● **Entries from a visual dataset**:
▬▬▬
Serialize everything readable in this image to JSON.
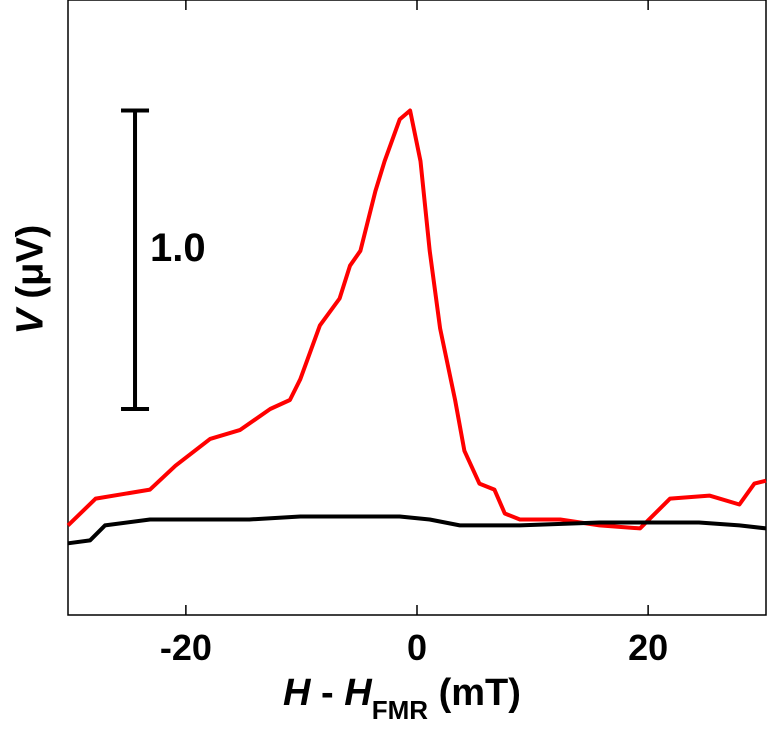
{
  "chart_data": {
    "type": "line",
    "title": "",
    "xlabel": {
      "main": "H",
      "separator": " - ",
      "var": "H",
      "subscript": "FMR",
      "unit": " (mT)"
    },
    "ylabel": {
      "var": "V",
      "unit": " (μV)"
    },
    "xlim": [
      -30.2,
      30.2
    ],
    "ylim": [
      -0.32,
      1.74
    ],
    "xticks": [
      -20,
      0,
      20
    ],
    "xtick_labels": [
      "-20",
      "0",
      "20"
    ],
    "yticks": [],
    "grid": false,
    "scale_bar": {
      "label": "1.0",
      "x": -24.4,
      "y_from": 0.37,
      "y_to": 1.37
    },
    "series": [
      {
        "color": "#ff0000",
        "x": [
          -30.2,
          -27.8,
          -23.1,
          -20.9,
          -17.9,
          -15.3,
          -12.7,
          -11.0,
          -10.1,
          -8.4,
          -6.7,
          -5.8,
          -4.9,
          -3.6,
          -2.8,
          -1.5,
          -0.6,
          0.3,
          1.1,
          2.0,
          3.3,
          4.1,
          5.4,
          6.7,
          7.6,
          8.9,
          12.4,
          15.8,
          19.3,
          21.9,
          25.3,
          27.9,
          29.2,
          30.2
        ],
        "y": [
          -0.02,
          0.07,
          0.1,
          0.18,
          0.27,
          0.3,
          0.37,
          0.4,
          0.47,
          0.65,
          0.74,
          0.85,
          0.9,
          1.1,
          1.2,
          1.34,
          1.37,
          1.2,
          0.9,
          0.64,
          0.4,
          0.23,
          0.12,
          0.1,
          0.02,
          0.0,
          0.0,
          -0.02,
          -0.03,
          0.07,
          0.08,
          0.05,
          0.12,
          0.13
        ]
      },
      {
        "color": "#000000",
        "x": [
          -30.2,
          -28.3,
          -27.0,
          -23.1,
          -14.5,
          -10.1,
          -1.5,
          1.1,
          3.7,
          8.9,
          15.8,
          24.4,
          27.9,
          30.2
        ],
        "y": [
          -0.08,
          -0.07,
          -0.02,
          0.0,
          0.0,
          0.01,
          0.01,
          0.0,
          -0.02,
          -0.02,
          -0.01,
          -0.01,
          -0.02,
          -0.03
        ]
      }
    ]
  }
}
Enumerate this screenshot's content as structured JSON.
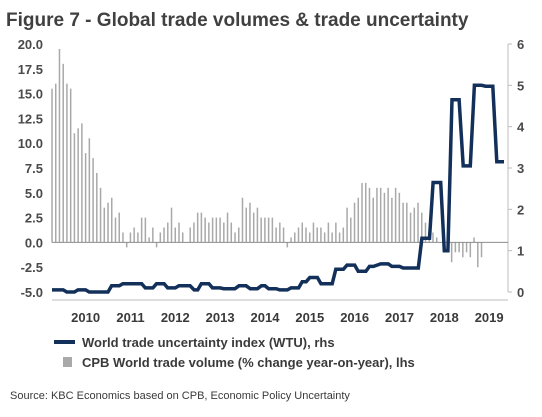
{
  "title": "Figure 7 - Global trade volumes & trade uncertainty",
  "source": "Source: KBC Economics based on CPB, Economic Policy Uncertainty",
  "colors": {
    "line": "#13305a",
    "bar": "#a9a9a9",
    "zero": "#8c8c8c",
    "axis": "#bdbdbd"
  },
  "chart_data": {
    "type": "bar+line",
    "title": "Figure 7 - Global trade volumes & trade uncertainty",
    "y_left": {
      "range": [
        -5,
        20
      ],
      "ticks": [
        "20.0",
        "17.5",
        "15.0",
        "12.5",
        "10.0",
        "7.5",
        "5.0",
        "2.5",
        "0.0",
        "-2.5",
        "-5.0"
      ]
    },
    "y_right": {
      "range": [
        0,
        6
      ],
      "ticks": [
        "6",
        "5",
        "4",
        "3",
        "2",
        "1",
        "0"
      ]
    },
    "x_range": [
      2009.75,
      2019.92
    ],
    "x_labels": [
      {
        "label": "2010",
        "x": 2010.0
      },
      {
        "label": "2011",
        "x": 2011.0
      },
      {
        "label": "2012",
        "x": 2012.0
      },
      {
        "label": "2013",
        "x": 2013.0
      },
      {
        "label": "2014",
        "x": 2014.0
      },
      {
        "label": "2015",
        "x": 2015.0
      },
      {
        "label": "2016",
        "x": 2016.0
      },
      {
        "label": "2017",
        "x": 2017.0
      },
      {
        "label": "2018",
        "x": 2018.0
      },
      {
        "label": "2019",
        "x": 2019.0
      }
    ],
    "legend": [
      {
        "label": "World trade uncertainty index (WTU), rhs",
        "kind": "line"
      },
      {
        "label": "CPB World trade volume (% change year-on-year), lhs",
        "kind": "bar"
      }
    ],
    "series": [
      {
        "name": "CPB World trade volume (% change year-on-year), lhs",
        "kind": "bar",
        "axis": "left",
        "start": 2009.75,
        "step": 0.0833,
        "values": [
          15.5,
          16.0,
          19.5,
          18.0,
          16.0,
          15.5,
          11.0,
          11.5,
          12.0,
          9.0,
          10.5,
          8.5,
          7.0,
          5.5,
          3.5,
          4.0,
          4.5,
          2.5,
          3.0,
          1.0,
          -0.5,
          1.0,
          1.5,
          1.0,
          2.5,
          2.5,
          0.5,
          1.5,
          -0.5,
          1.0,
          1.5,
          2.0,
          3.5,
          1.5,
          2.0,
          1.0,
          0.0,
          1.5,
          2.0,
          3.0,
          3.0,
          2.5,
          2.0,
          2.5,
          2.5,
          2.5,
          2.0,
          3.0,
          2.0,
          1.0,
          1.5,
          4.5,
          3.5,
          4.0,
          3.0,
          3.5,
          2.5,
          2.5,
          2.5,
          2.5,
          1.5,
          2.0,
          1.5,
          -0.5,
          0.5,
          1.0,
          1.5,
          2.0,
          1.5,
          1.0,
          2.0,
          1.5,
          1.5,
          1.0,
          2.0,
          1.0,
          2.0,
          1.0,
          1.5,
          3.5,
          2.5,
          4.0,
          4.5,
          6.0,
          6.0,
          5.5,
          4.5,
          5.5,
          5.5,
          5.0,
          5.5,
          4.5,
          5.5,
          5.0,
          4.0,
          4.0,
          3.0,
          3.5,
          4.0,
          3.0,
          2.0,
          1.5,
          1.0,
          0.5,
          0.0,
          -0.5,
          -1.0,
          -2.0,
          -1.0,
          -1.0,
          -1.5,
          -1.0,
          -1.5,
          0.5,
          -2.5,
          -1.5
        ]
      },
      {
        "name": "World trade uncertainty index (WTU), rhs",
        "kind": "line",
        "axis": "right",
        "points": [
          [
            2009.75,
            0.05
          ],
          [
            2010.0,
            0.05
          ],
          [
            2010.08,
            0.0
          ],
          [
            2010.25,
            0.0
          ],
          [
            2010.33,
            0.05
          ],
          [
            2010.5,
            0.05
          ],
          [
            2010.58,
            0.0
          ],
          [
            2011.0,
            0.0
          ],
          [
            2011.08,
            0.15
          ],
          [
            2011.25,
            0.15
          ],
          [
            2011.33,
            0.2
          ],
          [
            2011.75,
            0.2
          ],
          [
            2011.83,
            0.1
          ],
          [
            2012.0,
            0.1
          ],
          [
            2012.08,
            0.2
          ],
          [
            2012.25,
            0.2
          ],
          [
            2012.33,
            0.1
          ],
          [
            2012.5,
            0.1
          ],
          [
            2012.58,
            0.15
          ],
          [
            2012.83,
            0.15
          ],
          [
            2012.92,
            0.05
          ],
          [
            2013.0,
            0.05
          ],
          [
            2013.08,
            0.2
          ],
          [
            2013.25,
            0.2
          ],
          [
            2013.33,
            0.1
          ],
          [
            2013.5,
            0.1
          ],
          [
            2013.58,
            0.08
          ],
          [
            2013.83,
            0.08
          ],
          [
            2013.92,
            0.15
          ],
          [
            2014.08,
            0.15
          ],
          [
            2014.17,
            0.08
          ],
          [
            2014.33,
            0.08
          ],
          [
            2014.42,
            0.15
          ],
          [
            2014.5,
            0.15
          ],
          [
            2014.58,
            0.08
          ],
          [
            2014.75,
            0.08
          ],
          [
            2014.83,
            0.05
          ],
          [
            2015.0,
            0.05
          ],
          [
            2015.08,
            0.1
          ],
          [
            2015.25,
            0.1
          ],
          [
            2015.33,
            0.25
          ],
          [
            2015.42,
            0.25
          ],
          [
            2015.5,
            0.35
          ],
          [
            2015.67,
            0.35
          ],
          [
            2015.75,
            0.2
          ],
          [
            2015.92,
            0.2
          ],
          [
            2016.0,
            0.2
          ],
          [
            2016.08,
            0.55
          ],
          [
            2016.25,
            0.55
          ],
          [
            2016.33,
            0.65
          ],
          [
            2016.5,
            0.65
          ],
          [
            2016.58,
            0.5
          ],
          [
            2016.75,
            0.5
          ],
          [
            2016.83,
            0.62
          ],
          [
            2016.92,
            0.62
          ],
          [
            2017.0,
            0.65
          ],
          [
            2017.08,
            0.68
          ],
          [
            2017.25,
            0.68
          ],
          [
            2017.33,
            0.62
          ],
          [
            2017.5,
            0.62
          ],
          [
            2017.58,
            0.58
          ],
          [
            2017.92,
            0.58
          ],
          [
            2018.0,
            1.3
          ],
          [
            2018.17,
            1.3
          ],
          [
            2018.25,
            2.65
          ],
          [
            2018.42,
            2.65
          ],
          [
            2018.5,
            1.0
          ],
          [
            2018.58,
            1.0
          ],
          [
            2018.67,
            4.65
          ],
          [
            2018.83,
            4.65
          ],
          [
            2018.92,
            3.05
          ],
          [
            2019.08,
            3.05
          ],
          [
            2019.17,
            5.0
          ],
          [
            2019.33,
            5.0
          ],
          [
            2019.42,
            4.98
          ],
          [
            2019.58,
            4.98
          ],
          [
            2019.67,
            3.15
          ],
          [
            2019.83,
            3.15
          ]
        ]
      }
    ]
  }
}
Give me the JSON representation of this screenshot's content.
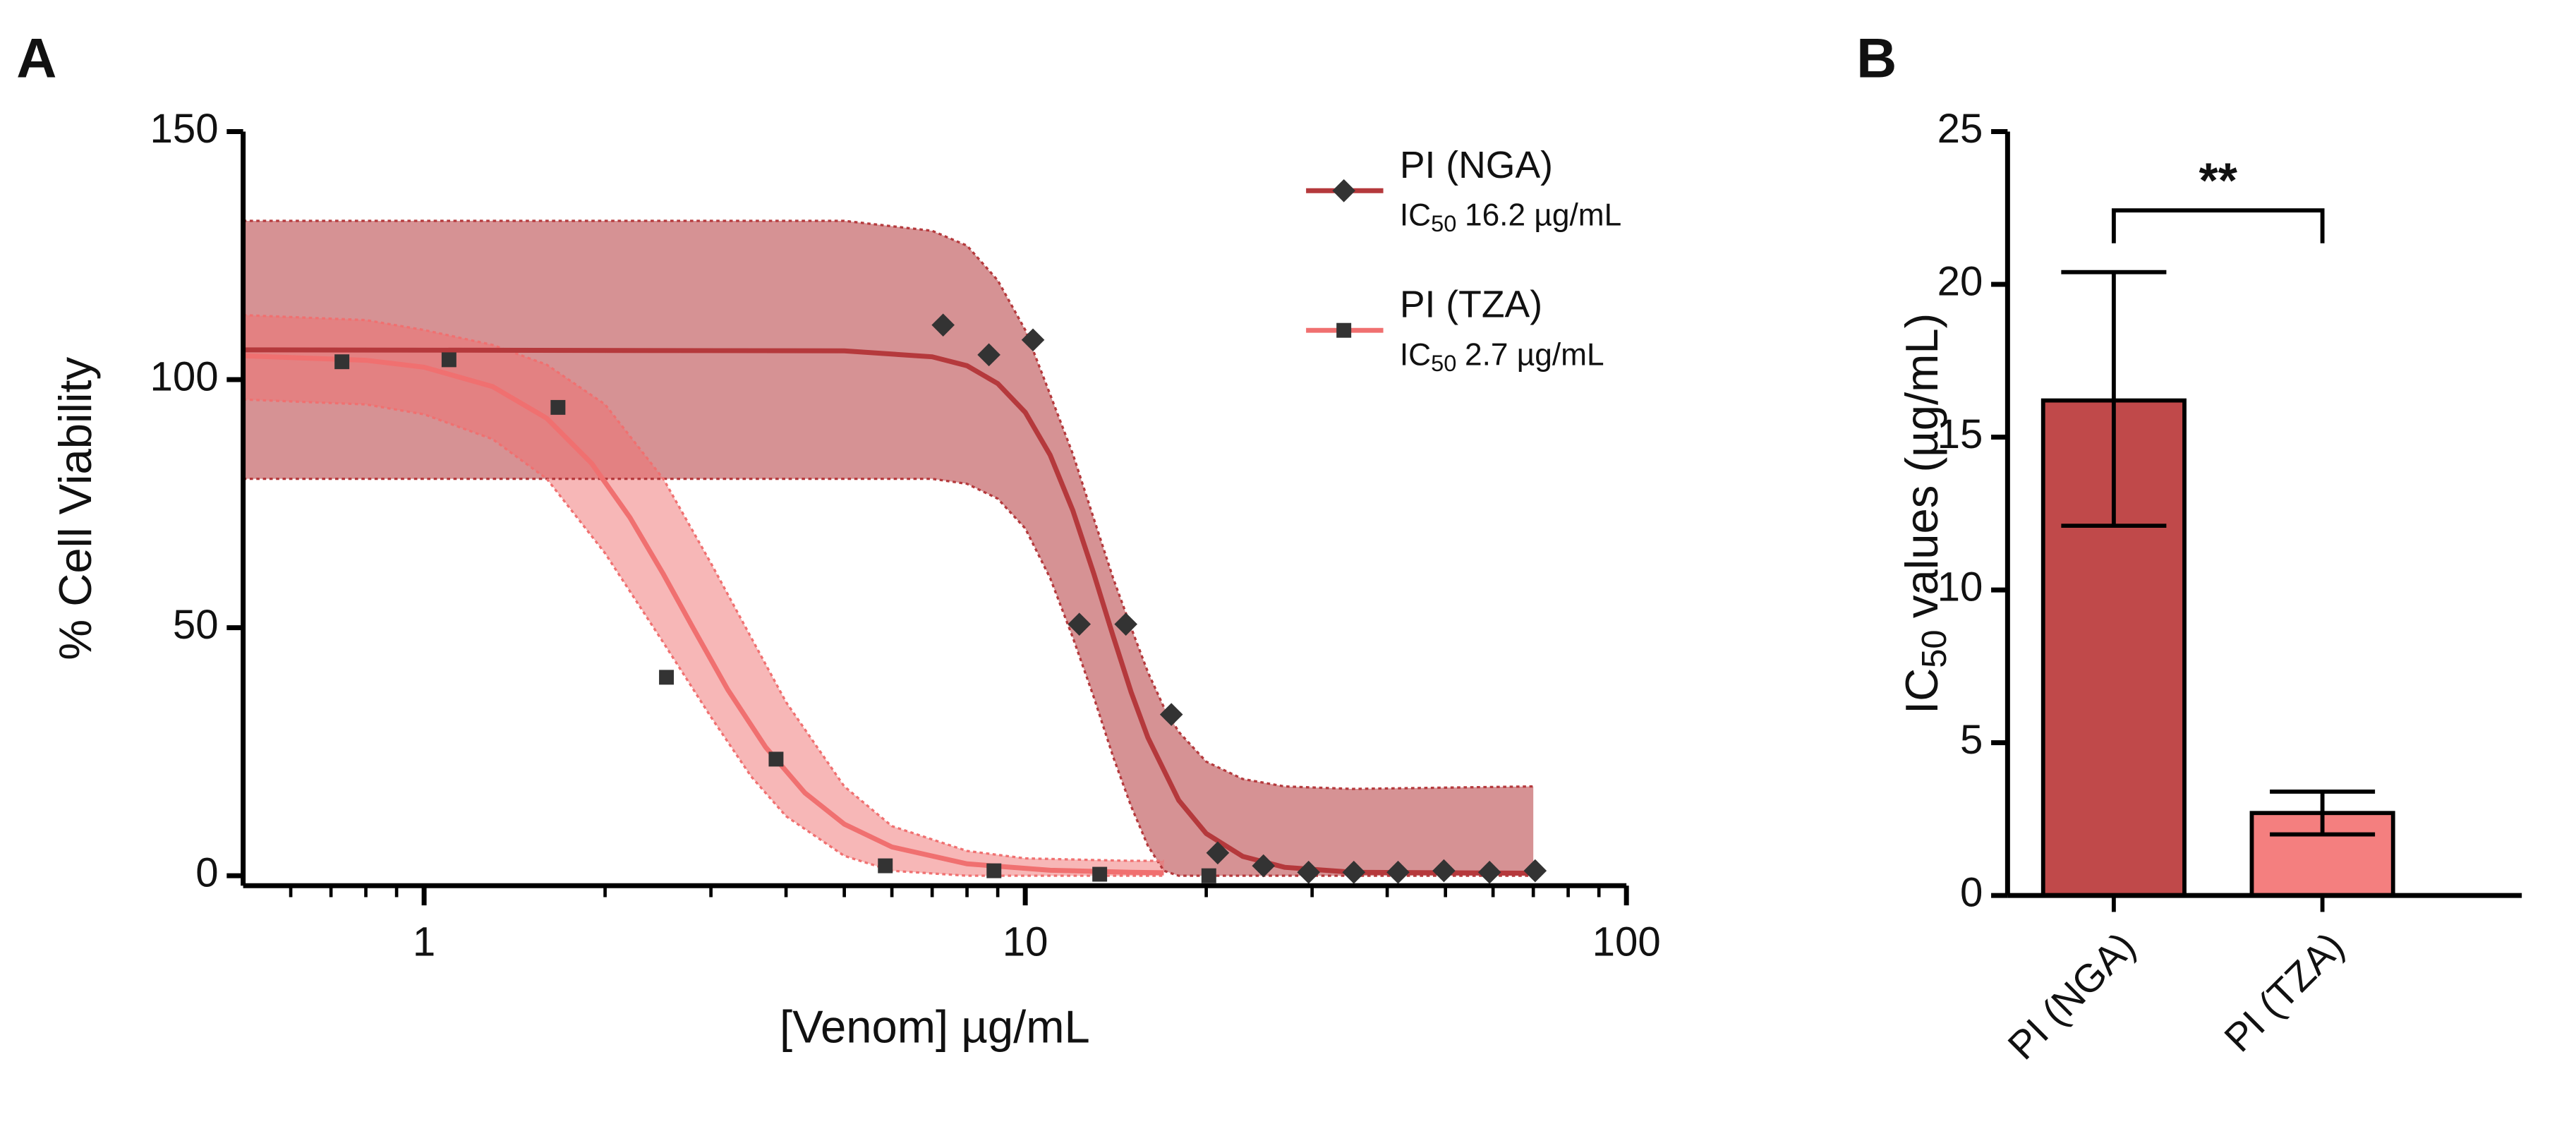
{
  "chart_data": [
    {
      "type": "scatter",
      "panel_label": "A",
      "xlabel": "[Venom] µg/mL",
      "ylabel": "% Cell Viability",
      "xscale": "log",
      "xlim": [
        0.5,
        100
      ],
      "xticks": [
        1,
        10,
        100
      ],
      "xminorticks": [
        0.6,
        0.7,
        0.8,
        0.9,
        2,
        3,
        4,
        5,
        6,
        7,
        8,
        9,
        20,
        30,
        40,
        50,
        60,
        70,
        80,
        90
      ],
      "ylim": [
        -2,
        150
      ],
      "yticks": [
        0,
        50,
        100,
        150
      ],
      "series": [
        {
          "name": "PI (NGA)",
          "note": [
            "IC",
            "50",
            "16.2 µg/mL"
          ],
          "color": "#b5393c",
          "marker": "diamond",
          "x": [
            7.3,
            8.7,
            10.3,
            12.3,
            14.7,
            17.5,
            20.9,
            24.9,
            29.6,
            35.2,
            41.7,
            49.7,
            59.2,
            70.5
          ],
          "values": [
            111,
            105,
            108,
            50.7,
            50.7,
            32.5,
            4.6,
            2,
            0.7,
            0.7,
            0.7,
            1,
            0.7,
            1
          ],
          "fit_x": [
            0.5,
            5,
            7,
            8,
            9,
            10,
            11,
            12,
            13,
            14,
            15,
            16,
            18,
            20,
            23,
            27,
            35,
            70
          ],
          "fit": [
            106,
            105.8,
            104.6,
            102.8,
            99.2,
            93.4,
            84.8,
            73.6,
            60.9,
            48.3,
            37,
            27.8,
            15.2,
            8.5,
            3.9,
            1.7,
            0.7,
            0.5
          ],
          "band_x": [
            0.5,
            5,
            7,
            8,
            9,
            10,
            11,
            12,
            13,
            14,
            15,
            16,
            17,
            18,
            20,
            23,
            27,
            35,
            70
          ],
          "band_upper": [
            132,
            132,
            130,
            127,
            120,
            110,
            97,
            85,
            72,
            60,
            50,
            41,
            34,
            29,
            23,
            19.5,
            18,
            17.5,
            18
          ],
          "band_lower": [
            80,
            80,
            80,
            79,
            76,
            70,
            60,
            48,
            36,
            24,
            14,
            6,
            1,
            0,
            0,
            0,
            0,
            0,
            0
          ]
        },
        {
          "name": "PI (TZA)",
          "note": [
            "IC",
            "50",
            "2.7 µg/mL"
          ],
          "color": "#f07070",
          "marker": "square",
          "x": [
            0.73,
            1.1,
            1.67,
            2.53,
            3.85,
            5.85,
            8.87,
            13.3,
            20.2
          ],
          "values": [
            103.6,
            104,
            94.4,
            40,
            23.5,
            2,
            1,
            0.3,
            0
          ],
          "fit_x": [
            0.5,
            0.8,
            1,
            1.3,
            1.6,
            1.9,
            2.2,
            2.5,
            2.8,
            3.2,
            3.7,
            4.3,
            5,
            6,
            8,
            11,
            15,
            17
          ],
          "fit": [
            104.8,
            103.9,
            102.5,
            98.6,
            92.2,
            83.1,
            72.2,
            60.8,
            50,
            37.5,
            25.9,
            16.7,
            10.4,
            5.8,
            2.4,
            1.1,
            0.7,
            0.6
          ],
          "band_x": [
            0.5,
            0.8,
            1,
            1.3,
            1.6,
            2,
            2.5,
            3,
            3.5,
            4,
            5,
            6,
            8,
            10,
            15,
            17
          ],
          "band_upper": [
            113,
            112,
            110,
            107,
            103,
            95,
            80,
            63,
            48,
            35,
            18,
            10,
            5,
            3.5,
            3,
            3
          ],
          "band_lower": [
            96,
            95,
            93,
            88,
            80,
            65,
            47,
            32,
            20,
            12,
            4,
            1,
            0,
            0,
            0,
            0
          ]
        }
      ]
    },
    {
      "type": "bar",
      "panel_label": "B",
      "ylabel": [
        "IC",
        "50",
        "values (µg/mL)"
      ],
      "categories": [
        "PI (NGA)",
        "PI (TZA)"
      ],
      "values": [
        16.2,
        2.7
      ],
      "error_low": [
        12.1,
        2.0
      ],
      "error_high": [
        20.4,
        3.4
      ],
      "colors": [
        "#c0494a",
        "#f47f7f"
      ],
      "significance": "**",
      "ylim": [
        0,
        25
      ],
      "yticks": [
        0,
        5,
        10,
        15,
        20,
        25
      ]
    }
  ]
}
▬▬▬
● **TASK OBJECTIVE**: Copy every line of the listing containing the string "name".

● **THE COMPLETED TASK**:
        "name": "CPB World trade volume (% change year-on-year), lhs",
        "name": "World trade uncertainty index (WTU), rhs",
          "name": "PI (NGA)",
          "name": "PI (TZA)",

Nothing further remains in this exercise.